Task goal:
Pull out every line below that holds the word "Серовское".

Information provided:
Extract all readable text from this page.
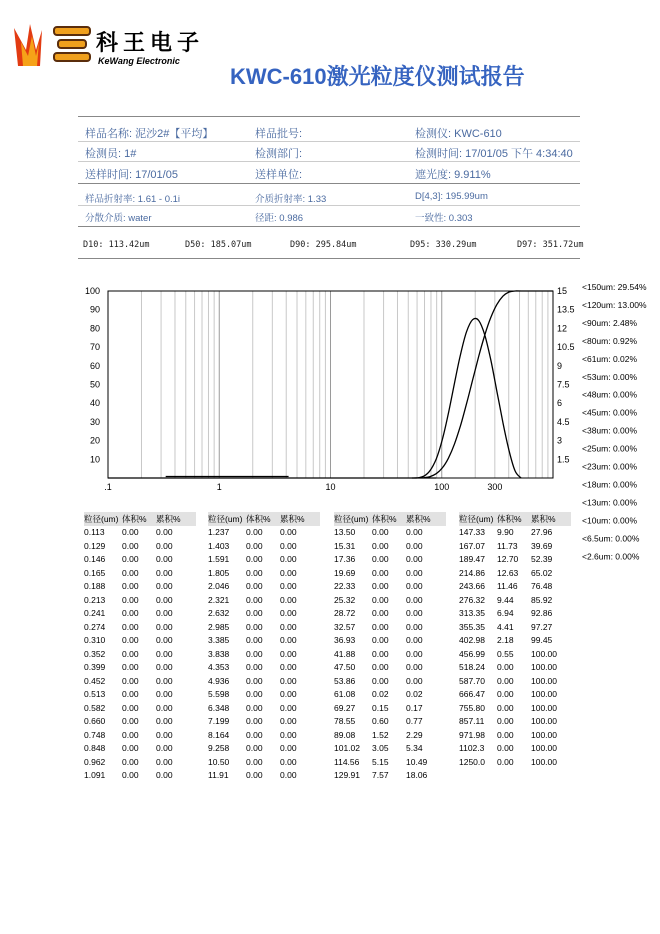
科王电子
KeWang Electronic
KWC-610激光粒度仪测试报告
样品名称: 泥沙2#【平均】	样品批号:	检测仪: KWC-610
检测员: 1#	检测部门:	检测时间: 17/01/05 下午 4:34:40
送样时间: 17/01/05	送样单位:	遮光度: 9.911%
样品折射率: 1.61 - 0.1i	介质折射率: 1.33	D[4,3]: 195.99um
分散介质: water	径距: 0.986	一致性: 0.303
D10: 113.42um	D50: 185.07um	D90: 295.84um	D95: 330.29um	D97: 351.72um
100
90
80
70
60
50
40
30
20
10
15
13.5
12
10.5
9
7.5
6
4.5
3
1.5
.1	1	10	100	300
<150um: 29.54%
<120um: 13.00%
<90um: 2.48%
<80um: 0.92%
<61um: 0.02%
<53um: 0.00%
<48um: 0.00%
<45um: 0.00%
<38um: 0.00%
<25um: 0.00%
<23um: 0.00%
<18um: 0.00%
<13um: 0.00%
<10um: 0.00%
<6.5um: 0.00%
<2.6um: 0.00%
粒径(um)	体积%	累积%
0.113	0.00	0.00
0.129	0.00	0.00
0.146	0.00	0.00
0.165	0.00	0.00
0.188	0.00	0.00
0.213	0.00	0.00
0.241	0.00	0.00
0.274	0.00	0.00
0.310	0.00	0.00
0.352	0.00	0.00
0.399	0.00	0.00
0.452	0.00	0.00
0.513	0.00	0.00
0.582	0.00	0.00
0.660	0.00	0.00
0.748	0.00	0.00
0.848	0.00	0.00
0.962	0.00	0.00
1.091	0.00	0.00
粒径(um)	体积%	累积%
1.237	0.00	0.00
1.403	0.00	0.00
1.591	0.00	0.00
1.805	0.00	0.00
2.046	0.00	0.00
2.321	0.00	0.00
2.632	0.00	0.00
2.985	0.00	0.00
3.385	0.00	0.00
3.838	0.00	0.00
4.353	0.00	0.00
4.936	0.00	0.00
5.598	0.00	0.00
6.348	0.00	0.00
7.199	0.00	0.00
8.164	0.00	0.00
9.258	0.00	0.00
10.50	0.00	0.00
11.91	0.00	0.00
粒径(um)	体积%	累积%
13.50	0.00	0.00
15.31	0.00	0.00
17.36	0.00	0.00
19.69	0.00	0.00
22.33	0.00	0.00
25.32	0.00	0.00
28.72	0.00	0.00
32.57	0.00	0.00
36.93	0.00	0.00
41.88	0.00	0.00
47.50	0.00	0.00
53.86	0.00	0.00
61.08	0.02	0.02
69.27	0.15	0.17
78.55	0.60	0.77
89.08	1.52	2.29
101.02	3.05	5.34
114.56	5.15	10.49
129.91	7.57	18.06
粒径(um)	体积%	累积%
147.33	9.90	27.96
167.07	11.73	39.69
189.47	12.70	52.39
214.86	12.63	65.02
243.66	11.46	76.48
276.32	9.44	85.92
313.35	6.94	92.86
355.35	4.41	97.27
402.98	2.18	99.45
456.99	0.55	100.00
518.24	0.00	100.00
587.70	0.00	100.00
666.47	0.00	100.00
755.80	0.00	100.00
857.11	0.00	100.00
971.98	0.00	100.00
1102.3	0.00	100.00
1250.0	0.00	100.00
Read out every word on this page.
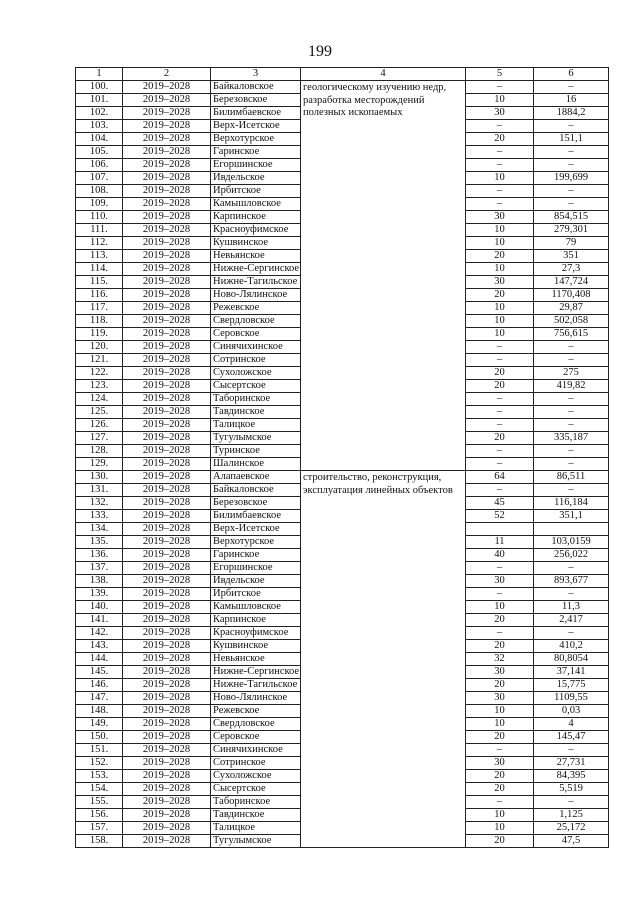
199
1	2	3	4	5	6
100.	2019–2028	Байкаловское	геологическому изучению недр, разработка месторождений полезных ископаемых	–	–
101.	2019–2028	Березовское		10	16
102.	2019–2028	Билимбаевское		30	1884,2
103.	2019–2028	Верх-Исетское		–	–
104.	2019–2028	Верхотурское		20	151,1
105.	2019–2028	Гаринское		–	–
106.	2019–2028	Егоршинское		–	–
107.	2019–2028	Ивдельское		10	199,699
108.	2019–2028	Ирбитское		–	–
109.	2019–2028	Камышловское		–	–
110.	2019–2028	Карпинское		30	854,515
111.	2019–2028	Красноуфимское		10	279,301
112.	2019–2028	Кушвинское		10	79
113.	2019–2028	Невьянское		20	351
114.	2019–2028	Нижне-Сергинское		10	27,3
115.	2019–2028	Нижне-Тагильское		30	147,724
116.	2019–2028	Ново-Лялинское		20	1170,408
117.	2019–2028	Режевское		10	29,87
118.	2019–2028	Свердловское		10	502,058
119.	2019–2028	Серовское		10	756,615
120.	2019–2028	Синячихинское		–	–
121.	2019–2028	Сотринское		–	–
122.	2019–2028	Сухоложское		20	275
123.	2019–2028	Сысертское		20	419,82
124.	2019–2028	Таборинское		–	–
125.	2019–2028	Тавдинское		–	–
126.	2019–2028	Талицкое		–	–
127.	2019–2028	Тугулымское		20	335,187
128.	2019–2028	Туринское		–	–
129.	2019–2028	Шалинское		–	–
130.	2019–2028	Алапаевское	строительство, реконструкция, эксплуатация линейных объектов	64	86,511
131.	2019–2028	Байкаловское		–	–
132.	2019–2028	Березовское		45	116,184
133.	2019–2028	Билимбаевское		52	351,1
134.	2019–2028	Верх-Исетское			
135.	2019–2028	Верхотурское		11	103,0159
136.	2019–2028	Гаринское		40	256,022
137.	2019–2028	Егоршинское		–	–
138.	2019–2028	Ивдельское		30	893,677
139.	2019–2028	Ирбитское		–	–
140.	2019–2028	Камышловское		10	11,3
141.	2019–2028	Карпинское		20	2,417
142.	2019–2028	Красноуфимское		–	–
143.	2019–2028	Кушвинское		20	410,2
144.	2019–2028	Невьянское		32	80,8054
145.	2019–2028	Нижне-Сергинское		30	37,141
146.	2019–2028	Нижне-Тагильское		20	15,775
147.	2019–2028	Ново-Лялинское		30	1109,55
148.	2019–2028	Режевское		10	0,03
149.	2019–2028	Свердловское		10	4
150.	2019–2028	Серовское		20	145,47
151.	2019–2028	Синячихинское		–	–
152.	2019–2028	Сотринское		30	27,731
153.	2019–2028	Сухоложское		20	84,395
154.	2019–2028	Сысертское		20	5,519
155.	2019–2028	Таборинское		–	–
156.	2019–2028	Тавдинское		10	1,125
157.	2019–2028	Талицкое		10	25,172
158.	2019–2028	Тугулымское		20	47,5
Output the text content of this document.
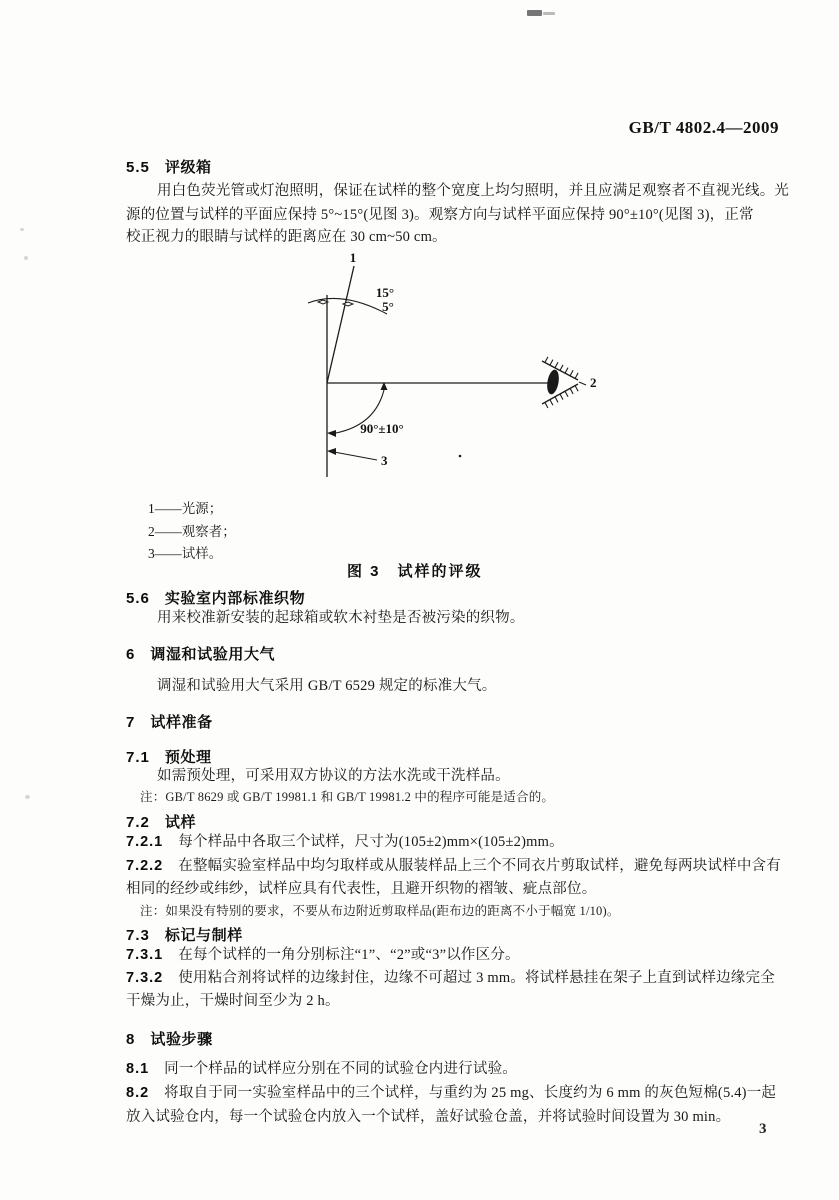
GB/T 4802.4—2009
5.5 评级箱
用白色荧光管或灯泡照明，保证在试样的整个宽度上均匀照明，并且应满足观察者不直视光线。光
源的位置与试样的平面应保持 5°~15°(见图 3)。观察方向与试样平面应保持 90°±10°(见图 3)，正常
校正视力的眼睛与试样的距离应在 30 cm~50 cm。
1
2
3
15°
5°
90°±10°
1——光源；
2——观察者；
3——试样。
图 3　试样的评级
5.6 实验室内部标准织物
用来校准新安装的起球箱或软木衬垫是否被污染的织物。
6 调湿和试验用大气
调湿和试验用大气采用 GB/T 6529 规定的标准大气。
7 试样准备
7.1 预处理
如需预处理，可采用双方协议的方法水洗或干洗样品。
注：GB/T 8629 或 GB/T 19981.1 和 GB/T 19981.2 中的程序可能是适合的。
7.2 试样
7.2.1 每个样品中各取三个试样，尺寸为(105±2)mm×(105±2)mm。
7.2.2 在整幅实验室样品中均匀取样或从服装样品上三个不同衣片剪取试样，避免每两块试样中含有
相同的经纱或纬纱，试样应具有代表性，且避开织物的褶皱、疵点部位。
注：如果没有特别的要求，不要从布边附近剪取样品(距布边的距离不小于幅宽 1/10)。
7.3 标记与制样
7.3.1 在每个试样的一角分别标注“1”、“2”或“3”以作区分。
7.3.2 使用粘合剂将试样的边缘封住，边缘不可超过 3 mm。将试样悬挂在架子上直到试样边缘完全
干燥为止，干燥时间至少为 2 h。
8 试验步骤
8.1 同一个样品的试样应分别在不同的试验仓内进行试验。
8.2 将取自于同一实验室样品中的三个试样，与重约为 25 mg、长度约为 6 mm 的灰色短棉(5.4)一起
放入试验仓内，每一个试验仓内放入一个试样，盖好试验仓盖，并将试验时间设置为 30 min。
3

Written response:
119.	2019–2028	Серовское		10	756,615
150.	2019–2028	Серовское		20	145,47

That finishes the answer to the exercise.